#### Prompt
Output the data below in full, character for character.

━━ Dataset extract ━━

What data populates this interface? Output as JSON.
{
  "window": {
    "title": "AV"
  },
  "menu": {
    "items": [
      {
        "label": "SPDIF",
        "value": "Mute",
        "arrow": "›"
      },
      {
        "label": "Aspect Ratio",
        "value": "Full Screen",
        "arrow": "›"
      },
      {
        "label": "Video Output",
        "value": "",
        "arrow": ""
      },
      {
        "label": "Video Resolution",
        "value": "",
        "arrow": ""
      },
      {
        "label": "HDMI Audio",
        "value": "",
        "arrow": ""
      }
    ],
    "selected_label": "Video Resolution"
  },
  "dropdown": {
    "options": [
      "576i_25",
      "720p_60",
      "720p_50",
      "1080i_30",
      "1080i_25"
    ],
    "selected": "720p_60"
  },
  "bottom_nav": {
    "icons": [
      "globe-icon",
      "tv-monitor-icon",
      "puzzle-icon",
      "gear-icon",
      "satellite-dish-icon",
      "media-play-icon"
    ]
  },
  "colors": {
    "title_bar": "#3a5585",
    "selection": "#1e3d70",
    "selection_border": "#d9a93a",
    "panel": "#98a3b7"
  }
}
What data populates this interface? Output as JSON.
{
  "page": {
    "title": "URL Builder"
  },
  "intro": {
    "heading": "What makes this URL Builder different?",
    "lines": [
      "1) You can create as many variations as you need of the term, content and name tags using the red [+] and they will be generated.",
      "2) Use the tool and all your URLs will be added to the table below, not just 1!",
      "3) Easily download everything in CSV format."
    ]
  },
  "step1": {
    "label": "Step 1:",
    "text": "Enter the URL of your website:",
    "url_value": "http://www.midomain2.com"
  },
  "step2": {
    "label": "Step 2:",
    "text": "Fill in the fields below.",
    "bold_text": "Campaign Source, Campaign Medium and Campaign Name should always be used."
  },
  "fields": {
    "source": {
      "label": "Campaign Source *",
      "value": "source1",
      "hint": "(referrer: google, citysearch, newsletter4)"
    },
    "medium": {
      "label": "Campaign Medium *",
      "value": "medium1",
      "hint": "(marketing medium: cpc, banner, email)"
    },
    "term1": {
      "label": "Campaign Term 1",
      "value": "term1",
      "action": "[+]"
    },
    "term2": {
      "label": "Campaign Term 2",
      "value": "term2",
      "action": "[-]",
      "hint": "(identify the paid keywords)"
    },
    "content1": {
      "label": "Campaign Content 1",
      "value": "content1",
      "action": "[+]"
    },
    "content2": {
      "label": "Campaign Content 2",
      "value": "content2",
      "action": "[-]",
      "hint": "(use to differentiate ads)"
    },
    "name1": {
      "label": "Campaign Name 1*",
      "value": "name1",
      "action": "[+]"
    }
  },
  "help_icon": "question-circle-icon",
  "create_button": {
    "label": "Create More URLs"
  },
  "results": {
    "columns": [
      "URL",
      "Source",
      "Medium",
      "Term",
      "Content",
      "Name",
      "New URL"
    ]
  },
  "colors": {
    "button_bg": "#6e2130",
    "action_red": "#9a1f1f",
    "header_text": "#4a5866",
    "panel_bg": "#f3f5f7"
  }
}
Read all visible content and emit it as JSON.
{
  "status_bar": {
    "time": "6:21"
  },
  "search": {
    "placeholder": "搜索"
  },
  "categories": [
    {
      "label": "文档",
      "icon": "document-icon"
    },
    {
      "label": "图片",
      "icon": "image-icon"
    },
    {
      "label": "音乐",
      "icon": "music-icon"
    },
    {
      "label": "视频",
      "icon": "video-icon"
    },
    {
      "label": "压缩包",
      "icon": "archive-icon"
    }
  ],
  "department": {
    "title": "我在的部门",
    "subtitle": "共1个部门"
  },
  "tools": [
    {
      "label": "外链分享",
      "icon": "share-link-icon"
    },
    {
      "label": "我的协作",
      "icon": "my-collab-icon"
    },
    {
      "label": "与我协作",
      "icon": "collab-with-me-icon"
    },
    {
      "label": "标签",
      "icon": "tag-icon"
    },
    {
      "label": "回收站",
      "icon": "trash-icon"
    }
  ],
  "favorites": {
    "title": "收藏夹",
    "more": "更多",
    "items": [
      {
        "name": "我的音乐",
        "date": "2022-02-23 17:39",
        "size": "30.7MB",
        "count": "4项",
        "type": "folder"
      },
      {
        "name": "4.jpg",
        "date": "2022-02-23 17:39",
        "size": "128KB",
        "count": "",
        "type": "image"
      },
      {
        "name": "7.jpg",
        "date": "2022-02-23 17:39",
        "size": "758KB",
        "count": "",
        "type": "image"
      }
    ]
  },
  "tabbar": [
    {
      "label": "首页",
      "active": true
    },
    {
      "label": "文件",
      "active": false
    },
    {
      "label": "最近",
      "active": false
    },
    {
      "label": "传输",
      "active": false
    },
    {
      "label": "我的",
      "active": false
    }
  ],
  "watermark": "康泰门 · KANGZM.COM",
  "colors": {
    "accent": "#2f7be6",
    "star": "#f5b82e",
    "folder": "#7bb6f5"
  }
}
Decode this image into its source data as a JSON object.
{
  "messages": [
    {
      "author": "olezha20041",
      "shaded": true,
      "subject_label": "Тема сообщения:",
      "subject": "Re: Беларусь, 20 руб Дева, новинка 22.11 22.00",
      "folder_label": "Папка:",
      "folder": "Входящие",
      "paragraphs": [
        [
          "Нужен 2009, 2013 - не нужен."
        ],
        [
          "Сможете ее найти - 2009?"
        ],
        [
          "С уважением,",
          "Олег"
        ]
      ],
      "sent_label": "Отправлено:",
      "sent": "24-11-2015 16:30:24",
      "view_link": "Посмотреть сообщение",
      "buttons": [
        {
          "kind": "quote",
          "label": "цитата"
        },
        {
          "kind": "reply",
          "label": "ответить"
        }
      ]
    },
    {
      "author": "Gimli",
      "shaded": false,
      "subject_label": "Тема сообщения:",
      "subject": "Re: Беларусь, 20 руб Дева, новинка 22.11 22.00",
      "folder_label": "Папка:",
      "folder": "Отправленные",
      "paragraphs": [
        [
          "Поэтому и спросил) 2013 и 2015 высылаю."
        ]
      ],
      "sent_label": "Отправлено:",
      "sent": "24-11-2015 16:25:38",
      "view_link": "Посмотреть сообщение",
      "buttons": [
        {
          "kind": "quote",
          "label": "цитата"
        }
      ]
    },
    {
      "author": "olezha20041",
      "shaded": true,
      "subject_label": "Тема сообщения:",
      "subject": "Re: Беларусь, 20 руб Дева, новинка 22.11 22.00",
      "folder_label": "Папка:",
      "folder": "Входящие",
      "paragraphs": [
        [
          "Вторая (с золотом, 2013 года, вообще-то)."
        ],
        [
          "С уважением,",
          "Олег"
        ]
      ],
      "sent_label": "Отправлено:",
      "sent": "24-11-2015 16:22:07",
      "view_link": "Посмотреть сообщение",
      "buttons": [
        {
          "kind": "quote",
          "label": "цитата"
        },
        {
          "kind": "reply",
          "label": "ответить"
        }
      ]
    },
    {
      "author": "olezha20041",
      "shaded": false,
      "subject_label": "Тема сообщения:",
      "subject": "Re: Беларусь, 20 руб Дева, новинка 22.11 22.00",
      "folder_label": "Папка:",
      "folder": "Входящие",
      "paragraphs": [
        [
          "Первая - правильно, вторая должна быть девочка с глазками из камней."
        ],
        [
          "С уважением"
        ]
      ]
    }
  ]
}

━━━

#### Task response
What data populates this interface? Output as JSON.
{
  "window": {
    "title": "AV"
  },
  "menu": {
    "items": [
      {
        "label": "SPDIF",
        "value": "Mute",
        "arrow": "›"
      },
      {
        "label": "Aspect Ratio",
        "value": "Full Screen",
        "arrow": "›"
      },
      {
        "label": "Video Output",
        "value": "",
        "arrow": ""
      },
      {
        "label": "Video Resolution",
        "value": "",
        "arrow": ""
      },
      {
        "label": "HDMI Audio",
        "value": "",
        "arrow": ""
      }
    ],
    "selected_label": "Video Resolution"
  },
  "dropdown": {
    "options": [
      "576i_25",
      "720p_60",
      "720p_50",
      "1080i_30",
      "1080i_25"
    ],
    "selected": "720p_60"
  },
  "bottom_nav": {
    "icons": [
      "globe-icon",
      "tv-monitor-icon",
      "puzzle-icon",
      "gear-icon",
      "satellite-dish-icon",
      "media-play-icon"
    ]
  },
  "colors": {
    "title_bar": "#3a5585",
    "selection": "#1e3d70",
    "selection_border": "#d9a93a",
    "panel": "#98a3b7"
  }
}
What data populates this interface? Output as JSON.
{
  "page": {
    "title": "URL Builder"
  },
  "intro": {
    "heading": "What makes this URL Builder different?",
    "lines": [
      "1) You can create as many variations as you need of the term, content and name tags using the red [+] and they will be generated.",
      "2) Use the tool and all your URLs will be added to the table below, not just 1!",
      "3) Easily download everything in CSV format."
    ]
  },
  "step1": {
    "label": "Step 1:",
    "text": "Enter the URL of your website:",
    "url_value": "http://www.midomain2.com"
  },
  "step2": {
    "label": "Step 2:",
    "text": "Fill in the fields below.",
    "bold_text": "Campaign Source, Campaign Medium and Campaign Name should always be used."
  },
  "fields": {
    "source": {
      "label": "Campaign Source *",
      "value": "source1",
      "hint": "(referrer: google, citysearch, newsletter4)"
    },
    "medium": {
      "label": "Campaign Medium *",
      "value": "medium1",
      "hint": "(marketing medium: cpc, banner, email)"
    },
    "term1": {
      "label": "Campaign Term 1",
      "value": "term1",
      "action": "[+]"
    },
    "term2": {
      "label": "Campaign Term 2",
      "value": "term2",
      "action": "[-]",
      "hint": "(identify the paid keywords)"
    },
    "content1": {
      "label": "Campaign Content 1",
      "value": "content1",
      "action": "[+]"
    },
    "content2": {
      "label": "Campaign Content 2",
      "value": "content2",
      "action": "[-]",
      "hint": "(use to differentiate ads)"
    },
    "name1": {
      "label": "Campaign Name 1*",
      "value": "name1",
      "action": "[+]"
    }
  },
  "help_icon": "question-circle-icon",
  "create_button": {
    "label": "Create More URLs"
  },
  "results": {
    "columns": [
      "URL",
      "Source",
      "Medium",
      "Term",
      "Content",
      "Name",
      "New URL"
    ]
  },
  "colors": {
    "button_bg": "#6e2130",
    "action_red": "#9a1f1f",
    "header_text": "#4a5866",
    "panel_bg": "#f3f5f7"
  }
}
Read all visible content and emit it as JSON.
{
  "status_bar": {
    "time": "6:21"
  },
  "search": {
    "placeholder": "搜索"
  },
  "categories": [
    {
      "label": "文档",
      "icon": "document-icon"
    },
    {
      "label": "图片",
      "icon": "image-icon"
    },
    {
      "label": "音乐",
      "icon": "music-icon"
    },
    {
      "label": "视频",
      "icon": "video-icon"
    },
    {
      "label": "压缩包",
      "icon": "archive-icon"
    }
  ],
  "department": {
    "title": "我在的部门",
    "subtitle": "共1个部门"
  },
  "tools": [
    {
      "label": "外链分享",
      "icon": "share-link-icon"
    },
    {
      "label": "我的协作",
      "icon": "my-collab-icon"
    },
    {
      "label": "与我协作",
      "icon": "collab-with-me-icon"
    },
    {
      "label": "标签",
      "icon": "tag-icon"
    },
    {
      "label": "回收站",
      "icon": "trash-icon"
    }
  ],
  "favorites": {
    "title": "收藏夹",
    "more": "更多",
    "items": [
      {
        "name": "我的音乐",
        "date": "2022-02-23 17:39",
        "size": "30.7MB",
        "count": "4项",
        "type": "folder"
      },
      {
        "name": "4.jpg",
        "date": "2022-02-23 17:39",
        "size": "128KB",
        "count": "",
        "type": "image"
      },
      {
        "name": "7.jpg",
        "date": "2022-02-23 17:39",
        "size": "758KB",
        "count": "",
        "type": "image"
      }
    ]
  },
  "tabbar": [
    {
      "label": "首页",
      "active": true
    },
    {
      "label": "文件",
      "active": false
    },
    {
      "label": "最近",
      "active": false
    },
    {
      "label": "传输",
      "active": false
    },
    {
      "label": "我的",
      "active": false
    }
  ],
  "watermark": "康泰门 · KANGZM.COM",
  "colors": {
    "accent": "#2f7be6",
    "star": "#f5b82e",
    "folder": "#7bb6f5"
  }
}
Decode this image into its source data as a JSON object.
{
  "messages": [
    {
      "author": "olezha20041",
      "shaded": true,
      "subject_label": "Тема сообщения:",
      "subject": "Re: Беларусь, 20 руб Дева, новинка 22.11 22.00",
      "folder_label": "Папка:",
      "folder": "Входящие",
      "paragraphs": [
        [
          "Нужен 2009, 2013 - не нужен."
        ],
        [
          "Сможете ее найти - 2009?"
        ],
        [
          "С уважением,",
          "Олег"
        ]
      ],
      "sent_label": "Отправлено:",
      "sent": "24-11-2015 16:30:24",
      "view_link": "Посмотреть сообщение",
      "buttons": [
        {
          "kind": "quote",
          "label": "цитата"
        },
        {
          "kind": "reply",
          "label": "ответить"
        }
      ]
    },
    {
      "author": "Gimli",
      "shaded": false,
      "subject_label": "Тема сообщения:",
      "subject": "Re: Беларусь, 20 руб Дева, новинка 22.11 22.00",
      "folder_label": "Папка:",
      "folder": "Отправленные",
      "paragraphs": [
        [
          "Поэтому и спросил) 2013 и 2015 высылаю."
        ]
      ],
      "sent_label": "Отправлено:",
      "sent": "24-11-2015 16:25:38",
      "view_link": "Посмотреть сообщение",
      "buttons": [
        {
          "kind": "quote",
          "label": "цитата"
        }
      ]
    },
    {
      "author": "olezha20041",
      "shaded": true,
      "subject_label": "Тема сообщения:",
      "subject": "Re: Беларусь, 20 руб Дева, новинка 22.11 22.00",
      "folder_label": "Папка:",
      "folder": "Входящие",
      "paragraphs": [
        [
          "Вторая (с золотом, 2013 года, вообще-то)."
        ],
        [
          "С уважением,",
          "Олег"
        ]
      ],
      "sent_label": "Отправлено:",
      "sent": "24-11-2015 16:22:07",
      "view_link": "Посмотреть сообщение",
      "buttons": [
        {
          "kind": "quote",
          "label": "цитата"
        },
        {
          "kind": "reply",
          "label": "ответить"
        }
      ]
    },
    {
      "author": "olezha20041",
      "shaded": false,
      "subject_label": "Тема сообщения:",
      "subject": "Re: Беларусь, 20 руб Дева, новинка 22.11 22.00",
      "folder_label": "Папка:",
      "folder": "Входящие",
      "paragraphs": [
        [
          "Первая - правильно, вторая должна быть девочка с глазками из камней."
        ],
        [
          "С уважением"
        ]
      ]
    }
  ]
}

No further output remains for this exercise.